§ **Stated task**
Only a number is wanted: the count of lines in this listing that contain "обеспечение".

§ **Provided records**

■ ■ ■ ■ ■

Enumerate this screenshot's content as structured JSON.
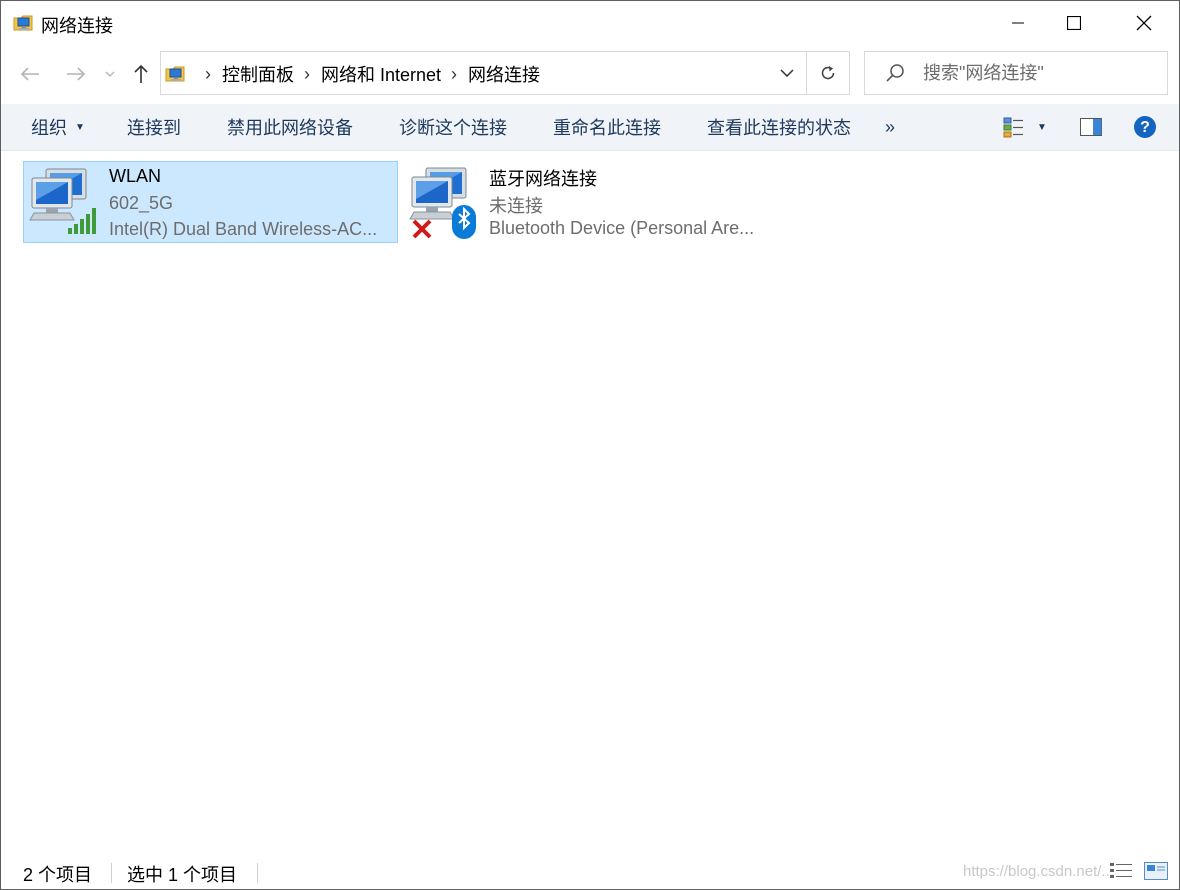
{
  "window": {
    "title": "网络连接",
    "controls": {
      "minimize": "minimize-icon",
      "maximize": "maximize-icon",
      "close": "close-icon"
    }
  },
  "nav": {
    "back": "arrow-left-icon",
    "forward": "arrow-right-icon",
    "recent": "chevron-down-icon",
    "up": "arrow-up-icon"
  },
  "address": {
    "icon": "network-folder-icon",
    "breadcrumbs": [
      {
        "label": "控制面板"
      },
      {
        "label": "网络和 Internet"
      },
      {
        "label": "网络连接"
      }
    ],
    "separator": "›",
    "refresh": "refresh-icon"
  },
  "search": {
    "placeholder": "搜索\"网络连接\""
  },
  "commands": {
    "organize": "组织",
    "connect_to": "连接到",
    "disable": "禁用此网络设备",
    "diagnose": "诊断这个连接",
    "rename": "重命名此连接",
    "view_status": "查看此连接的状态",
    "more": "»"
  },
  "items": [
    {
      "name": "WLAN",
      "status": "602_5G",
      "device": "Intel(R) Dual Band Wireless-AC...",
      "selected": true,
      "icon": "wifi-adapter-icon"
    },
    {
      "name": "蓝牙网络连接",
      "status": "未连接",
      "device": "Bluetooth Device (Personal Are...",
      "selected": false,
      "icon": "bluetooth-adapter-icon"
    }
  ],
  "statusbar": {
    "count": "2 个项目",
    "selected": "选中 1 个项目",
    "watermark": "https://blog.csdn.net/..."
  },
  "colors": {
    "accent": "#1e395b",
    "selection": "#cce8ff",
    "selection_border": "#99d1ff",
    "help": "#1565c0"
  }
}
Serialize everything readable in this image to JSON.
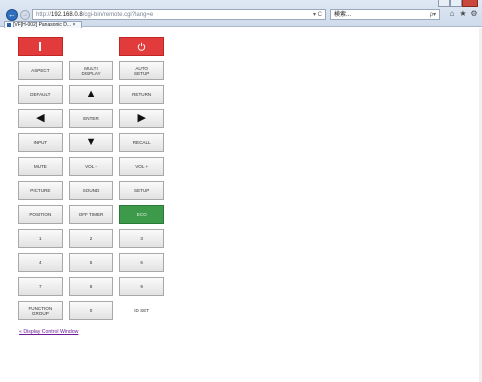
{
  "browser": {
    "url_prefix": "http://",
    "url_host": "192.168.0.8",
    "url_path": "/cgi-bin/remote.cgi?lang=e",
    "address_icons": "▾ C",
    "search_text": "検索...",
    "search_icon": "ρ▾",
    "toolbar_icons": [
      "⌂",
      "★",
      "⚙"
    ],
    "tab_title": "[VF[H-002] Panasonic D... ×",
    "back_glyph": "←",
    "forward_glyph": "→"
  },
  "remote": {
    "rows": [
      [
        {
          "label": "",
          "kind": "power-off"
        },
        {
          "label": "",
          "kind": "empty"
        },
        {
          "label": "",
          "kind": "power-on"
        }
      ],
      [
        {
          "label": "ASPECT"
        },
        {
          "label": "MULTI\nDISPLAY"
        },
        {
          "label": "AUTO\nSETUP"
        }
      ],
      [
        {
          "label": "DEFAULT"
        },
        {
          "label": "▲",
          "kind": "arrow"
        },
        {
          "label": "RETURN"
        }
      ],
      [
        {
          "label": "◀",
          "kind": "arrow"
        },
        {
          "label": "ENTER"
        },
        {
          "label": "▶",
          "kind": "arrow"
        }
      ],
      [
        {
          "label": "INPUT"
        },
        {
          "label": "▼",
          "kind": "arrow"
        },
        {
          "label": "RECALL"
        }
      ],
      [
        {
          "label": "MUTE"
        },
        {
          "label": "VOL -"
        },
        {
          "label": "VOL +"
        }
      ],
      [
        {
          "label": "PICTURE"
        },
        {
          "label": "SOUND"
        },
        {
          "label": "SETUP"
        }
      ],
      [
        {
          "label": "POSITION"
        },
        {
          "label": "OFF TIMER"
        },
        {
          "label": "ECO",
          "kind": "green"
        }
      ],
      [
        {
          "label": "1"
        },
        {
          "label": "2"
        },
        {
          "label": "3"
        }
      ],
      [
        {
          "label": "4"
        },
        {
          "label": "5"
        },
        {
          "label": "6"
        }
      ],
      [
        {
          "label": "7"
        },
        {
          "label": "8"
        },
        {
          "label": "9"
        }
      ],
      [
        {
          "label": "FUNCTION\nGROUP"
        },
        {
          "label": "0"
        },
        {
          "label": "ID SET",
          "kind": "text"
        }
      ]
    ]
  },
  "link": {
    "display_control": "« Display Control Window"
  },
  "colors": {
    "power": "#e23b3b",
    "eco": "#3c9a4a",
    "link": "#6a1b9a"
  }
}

■ ■ ■ ■ ■

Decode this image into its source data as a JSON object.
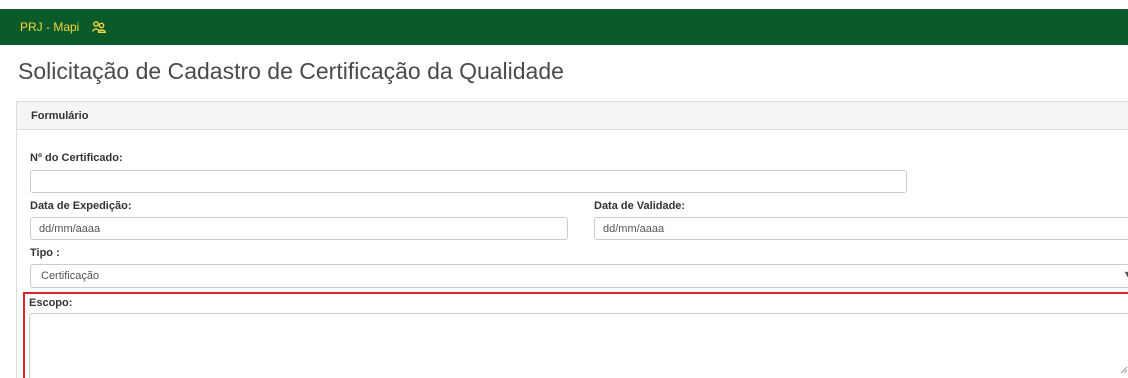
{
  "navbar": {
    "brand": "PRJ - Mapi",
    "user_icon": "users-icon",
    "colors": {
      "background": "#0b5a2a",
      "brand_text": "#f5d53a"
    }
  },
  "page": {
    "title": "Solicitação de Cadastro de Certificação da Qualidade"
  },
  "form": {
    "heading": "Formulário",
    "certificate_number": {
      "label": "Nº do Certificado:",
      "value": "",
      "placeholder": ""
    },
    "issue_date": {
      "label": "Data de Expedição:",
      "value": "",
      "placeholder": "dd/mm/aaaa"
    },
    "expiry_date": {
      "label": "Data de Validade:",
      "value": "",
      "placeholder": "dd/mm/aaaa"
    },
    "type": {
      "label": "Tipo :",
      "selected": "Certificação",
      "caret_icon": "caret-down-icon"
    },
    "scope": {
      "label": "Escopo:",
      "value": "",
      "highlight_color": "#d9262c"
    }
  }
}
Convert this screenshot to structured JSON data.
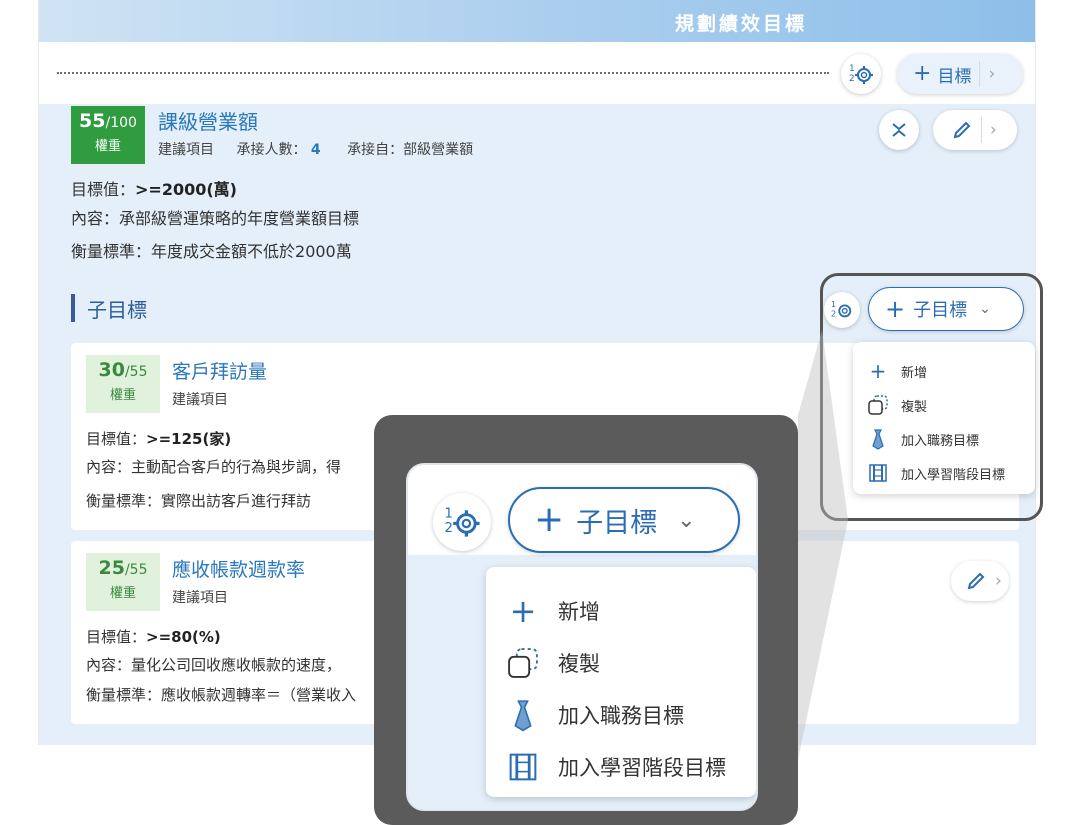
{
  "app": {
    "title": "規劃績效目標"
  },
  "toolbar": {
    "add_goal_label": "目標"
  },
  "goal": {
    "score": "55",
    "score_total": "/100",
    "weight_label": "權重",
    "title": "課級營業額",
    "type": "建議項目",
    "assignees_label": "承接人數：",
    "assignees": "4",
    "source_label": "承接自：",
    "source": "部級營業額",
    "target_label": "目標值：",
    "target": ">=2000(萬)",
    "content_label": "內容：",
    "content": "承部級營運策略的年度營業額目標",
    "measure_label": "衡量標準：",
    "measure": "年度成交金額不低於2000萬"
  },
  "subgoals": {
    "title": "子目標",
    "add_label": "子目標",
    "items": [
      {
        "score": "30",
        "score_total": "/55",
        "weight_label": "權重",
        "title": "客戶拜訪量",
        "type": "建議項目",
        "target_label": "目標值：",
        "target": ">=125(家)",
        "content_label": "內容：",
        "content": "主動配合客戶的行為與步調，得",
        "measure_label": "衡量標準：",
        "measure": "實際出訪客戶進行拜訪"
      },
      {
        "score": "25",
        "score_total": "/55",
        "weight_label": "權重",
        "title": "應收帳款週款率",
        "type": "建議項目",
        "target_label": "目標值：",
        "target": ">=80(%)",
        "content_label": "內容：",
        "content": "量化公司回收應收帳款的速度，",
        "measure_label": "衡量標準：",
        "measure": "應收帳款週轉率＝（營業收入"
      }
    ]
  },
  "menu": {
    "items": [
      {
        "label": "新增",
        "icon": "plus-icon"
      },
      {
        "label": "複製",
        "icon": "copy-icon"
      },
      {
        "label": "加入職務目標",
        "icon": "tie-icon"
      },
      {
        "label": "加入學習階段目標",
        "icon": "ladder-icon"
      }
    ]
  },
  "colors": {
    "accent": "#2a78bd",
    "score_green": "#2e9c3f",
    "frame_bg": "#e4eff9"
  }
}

■ ■ ■ ■ ■

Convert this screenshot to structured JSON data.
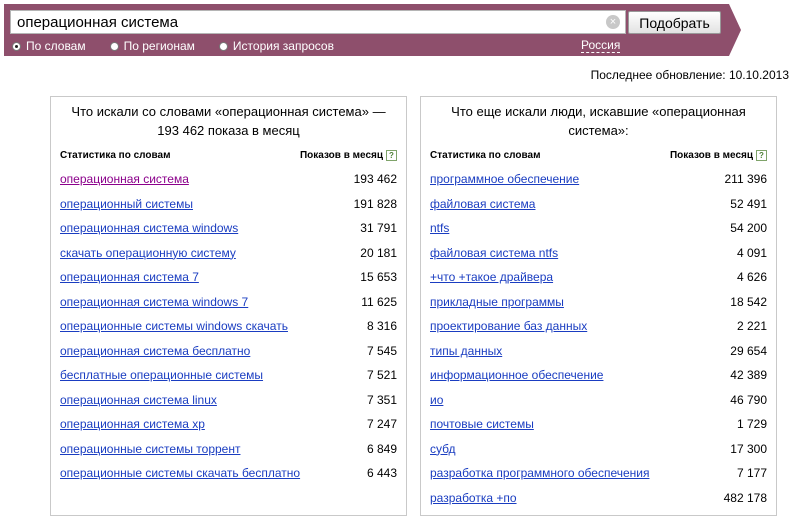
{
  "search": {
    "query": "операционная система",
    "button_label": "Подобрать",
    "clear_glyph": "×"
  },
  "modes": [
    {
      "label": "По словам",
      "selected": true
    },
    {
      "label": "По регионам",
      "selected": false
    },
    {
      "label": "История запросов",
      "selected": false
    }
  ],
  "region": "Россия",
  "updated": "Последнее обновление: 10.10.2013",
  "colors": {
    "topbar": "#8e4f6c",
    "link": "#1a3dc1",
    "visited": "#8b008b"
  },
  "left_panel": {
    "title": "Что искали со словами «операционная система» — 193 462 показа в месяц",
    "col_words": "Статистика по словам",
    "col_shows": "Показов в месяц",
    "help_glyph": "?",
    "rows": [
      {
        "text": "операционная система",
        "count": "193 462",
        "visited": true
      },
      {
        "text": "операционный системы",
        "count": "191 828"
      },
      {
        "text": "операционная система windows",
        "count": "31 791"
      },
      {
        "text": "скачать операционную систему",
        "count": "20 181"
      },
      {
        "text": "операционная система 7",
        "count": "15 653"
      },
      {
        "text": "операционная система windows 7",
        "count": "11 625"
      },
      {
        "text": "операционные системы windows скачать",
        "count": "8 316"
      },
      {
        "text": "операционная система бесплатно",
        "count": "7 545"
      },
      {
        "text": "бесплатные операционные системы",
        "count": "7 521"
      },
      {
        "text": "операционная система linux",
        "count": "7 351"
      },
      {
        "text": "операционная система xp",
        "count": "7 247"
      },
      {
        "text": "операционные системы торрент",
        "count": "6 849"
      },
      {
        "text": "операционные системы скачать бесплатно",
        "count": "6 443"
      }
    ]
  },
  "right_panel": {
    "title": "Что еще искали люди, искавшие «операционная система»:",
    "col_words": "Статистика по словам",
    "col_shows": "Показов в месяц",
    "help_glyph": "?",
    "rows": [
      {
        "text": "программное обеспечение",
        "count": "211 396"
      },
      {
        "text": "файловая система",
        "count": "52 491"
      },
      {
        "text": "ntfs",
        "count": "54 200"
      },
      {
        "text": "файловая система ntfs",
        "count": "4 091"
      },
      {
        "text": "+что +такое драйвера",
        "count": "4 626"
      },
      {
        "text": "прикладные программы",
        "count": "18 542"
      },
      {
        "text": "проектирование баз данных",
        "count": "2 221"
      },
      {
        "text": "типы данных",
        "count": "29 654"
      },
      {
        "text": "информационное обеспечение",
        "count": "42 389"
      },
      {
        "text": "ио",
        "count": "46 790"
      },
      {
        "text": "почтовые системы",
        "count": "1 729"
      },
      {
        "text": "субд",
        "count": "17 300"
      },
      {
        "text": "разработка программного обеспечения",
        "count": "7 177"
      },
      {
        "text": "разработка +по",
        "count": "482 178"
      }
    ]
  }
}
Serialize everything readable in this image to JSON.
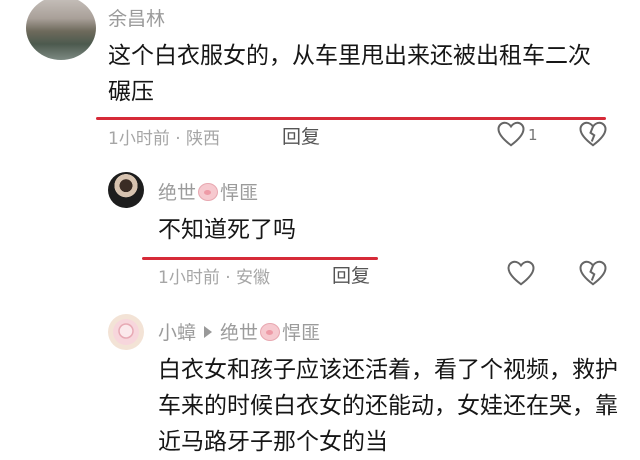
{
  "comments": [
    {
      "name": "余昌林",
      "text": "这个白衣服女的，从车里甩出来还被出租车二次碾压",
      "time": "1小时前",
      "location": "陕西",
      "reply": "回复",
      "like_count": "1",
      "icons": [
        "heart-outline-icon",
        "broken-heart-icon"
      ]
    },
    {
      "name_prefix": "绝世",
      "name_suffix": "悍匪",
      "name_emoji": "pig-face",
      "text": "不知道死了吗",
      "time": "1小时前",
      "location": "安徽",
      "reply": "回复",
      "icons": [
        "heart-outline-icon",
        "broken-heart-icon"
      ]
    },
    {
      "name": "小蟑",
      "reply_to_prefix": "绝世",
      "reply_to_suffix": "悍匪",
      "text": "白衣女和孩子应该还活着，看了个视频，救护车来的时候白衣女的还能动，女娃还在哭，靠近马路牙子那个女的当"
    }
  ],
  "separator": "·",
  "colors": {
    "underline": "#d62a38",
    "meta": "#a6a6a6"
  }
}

■ ■ ■ ■ ■

§ **Solution to the problem**
2